◆ **EXERCISE DETAILS**
What lines of the data include the string "screenshot"? Copy them all.

Data items:
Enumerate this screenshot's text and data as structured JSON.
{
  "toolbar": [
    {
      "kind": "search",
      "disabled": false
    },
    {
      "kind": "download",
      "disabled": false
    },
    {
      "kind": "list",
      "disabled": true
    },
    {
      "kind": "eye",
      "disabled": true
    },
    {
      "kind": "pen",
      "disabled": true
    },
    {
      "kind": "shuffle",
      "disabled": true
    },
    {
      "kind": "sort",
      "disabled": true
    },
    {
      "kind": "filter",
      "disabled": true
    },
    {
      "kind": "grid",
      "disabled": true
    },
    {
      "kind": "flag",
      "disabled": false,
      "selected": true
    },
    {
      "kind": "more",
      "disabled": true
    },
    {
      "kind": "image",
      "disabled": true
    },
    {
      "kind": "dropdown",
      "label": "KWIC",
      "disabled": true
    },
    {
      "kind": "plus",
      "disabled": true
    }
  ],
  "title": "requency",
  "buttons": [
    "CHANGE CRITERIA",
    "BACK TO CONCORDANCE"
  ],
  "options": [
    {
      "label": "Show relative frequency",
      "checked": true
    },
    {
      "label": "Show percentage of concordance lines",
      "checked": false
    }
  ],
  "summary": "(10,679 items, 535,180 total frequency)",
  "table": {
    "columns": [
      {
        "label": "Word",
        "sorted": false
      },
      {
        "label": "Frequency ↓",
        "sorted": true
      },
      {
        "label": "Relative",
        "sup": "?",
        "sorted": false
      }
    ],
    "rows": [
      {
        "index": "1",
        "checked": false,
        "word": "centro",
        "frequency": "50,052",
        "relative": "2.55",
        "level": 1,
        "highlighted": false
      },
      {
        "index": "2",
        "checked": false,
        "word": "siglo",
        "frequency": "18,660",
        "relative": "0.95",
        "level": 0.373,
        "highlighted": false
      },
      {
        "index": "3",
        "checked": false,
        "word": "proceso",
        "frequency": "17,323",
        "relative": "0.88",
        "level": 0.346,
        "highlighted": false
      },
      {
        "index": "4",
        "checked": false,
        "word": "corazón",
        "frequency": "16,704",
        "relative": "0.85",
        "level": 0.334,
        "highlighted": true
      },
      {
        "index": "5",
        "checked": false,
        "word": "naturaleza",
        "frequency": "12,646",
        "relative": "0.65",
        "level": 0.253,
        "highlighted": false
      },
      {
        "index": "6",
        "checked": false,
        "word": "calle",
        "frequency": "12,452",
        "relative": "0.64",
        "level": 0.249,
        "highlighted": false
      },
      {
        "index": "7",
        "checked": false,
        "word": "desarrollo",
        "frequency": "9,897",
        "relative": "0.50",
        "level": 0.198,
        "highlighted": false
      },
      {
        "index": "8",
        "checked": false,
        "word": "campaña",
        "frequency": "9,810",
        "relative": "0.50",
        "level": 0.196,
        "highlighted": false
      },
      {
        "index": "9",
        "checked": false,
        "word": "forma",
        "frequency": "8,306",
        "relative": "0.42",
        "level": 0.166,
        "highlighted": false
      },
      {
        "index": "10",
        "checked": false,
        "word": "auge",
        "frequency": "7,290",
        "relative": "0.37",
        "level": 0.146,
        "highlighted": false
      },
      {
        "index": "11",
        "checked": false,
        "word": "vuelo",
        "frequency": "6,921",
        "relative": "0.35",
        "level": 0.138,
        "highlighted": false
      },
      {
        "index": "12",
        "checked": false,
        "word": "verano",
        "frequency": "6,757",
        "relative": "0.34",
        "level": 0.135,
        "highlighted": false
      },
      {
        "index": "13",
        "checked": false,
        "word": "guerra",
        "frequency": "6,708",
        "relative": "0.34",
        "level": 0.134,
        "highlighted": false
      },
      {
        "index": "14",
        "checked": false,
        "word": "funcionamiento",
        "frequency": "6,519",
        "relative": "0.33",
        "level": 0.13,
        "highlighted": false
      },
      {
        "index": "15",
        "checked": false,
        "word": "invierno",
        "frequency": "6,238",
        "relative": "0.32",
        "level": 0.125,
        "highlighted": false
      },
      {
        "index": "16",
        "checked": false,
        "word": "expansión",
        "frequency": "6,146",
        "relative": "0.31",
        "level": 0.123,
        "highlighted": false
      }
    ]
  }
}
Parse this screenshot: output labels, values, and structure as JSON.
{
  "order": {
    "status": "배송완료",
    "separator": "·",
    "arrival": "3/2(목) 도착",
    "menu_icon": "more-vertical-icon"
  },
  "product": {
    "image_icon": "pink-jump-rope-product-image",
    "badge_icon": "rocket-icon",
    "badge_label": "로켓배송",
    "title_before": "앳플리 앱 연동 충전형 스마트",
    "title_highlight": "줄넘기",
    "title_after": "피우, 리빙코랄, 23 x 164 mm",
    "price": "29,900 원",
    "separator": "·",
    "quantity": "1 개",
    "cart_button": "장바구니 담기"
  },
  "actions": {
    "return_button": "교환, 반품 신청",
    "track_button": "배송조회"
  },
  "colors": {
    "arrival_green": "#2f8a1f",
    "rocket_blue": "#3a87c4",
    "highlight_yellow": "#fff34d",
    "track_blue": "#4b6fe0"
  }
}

◆ **RESPONSE**
Enumerate this screenshot's text and data as structured JSON.
Parse this screenshot: output labels, values, and structure as JSON.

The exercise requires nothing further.